• [WHAT IS EXPECTED]: Search the material for "hangszóró" and show all lines that contain it.

• [SUPPLIED RECORDS]:

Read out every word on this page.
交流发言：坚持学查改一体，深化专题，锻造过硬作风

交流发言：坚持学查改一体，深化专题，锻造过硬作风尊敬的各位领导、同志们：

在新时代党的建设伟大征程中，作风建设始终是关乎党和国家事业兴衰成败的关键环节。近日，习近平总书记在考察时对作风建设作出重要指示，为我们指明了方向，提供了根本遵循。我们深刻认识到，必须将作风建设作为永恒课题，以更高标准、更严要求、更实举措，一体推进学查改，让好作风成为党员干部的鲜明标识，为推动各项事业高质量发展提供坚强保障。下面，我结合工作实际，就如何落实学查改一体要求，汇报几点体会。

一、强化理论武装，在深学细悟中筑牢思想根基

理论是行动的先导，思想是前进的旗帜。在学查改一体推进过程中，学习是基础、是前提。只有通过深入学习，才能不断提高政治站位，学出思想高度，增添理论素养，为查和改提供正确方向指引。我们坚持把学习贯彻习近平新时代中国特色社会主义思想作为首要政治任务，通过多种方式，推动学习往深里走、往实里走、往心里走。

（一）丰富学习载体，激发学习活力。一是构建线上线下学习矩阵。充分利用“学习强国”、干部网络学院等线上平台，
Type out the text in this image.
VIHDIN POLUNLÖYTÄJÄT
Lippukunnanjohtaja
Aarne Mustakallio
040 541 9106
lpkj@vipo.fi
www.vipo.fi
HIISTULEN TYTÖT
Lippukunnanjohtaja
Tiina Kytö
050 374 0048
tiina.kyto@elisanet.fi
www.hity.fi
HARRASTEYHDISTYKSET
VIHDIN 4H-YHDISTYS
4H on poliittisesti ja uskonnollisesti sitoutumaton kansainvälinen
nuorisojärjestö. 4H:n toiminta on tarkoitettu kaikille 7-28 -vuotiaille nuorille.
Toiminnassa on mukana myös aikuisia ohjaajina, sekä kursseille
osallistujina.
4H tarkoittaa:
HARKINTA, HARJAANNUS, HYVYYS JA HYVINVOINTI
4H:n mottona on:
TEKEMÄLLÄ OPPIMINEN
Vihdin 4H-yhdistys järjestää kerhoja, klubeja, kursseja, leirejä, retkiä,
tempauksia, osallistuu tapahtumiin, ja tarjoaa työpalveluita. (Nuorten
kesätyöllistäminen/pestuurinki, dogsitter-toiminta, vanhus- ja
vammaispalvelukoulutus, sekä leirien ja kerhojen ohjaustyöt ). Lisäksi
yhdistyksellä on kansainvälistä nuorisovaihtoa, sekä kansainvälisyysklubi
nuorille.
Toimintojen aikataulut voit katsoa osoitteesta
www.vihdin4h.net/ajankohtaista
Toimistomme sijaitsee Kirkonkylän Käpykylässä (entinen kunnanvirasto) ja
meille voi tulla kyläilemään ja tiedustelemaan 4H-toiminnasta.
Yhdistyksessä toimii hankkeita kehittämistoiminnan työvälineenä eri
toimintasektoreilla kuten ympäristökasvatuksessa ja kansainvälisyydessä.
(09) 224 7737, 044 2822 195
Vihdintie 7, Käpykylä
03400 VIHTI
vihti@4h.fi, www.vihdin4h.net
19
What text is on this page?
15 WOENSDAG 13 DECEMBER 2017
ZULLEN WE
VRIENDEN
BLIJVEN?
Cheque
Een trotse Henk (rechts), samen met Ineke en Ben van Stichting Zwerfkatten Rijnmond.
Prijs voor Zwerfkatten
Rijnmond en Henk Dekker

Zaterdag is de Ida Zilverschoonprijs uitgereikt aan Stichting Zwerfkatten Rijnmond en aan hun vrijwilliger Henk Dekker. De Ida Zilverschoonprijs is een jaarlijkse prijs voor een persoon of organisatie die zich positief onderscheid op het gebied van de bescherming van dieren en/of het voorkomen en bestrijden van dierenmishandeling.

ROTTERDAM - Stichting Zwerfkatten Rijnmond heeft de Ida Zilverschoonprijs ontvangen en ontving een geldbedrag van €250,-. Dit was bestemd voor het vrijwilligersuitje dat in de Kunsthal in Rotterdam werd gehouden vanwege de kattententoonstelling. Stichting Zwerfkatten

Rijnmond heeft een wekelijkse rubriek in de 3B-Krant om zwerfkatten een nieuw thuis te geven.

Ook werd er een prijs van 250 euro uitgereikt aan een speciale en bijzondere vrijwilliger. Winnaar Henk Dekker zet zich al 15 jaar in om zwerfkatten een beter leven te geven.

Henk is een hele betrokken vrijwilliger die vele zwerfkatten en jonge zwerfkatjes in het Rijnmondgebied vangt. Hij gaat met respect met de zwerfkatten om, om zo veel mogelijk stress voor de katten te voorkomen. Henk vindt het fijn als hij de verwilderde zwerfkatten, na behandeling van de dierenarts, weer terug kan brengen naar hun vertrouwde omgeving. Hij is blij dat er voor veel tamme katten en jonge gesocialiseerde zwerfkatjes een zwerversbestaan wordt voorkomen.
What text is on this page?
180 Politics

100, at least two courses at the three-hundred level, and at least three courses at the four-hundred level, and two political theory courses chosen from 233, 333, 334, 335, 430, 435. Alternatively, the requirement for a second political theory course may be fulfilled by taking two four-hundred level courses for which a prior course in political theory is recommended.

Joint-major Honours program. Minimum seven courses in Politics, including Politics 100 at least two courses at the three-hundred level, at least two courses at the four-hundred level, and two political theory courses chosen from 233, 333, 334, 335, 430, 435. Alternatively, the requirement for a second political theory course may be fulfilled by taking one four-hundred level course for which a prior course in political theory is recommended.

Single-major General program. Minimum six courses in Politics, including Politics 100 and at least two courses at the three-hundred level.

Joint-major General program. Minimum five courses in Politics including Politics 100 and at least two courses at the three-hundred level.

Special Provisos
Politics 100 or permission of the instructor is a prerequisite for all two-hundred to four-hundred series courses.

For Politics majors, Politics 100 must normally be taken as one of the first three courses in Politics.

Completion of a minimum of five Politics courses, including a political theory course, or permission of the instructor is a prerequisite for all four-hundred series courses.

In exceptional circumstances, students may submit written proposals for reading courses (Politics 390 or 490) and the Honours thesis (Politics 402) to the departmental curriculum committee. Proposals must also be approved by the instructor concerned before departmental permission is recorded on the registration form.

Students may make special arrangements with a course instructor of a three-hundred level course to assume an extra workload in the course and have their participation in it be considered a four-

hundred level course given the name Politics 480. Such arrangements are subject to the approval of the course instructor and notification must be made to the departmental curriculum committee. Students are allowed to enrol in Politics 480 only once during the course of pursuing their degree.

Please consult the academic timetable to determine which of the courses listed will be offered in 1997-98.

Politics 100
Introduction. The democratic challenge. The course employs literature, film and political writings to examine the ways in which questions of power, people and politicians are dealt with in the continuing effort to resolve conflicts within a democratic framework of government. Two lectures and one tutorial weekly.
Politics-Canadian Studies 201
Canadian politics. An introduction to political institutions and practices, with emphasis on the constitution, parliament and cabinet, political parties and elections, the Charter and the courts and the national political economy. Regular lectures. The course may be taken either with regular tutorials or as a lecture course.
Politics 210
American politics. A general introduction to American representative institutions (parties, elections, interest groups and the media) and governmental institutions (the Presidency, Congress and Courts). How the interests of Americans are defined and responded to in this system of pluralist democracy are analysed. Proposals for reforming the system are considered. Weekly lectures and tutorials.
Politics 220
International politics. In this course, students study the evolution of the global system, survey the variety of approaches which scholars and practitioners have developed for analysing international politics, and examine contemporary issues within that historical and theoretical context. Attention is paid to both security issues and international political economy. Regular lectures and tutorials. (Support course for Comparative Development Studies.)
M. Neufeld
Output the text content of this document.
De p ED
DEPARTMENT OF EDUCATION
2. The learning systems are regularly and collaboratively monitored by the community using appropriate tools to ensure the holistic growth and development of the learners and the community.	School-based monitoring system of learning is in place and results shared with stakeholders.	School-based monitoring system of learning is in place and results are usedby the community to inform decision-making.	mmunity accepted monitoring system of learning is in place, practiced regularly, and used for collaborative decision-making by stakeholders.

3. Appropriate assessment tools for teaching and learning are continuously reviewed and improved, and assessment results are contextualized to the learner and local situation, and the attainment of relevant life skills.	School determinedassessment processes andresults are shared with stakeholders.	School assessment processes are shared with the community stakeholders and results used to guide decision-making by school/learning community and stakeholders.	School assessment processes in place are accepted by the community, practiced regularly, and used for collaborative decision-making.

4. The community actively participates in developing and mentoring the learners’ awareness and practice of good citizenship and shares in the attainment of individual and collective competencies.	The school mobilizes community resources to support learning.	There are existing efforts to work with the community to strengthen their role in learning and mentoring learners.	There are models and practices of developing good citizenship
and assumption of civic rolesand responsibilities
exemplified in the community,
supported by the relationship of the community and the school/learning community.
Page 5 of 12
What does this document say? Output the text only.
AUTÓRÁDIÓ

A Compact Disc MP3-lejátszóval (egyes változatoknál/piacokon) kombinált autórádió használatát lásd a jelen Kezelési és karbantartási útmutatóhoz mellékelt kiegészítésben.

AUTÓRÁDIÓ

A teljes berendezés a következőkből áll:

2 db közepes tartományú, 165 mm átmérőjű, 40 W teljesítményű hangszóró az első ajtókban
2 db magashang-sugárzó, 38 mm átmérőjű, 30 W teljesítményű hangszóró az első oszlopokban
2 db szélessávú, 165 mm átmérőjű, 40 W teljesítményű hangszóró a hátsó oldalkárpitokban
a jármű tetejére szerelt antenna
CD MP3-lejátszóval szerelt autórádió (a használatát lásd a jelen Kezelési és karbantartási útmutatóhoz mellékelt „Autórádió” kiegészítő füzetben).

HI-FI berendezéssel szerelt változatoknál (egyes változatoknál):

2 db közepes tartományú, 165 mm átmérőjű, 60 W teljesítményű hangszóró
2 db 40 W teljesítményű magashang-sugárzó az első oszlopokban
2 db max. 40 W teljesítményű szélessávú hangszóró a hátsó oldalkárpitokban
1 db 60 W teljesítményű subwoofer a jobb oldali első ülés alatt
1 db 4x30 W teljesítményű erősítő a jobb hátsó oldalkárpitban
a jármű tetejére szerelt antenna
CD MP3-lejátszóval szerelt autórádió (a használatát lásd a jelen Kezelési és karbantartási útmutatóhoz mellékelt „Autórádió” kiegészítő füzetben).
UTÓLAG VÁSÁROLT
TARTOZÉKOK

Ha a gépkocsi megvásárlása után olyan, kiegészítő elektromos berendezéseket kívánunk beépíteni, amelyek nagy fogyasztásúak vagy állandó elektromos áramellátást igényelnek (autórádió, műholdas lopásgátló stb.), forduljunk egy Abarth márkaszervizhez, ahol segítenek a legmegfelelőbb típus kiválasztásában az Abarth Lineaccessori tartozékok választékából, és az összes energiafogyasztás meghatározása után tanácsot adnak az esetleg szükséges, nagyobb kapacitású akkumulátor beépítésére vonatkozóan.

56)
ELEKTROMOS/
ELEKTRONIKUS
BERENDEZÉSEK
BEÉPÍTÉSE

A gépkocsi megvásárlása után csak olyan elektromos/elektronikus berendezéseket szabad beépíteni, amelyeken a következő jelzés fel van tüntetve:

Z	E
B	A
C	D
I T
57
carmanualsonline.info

• [EXPECTED OUTPUT]:
2 db közepes tartományú, 165 mm átmérőjű, 40 W teljesítményű hangszóró az első ajtókban
2 db magashang-sugárzó, 38 mm átmérőjű, 30 W teljesítményű hangszóró az első oszlopokban
2 db szélessávú, 165 mm átmérőjű, 40 W teljesítményű hangszóró a hátsó oldalkárpitokban
2 db közepes tartományú, 165 mm átmérőjű, 60 W teljesítményű hangszóró
2 db max. 40 W teljesítményű szélessávú hangszóró a hátsó oldalkárpitokban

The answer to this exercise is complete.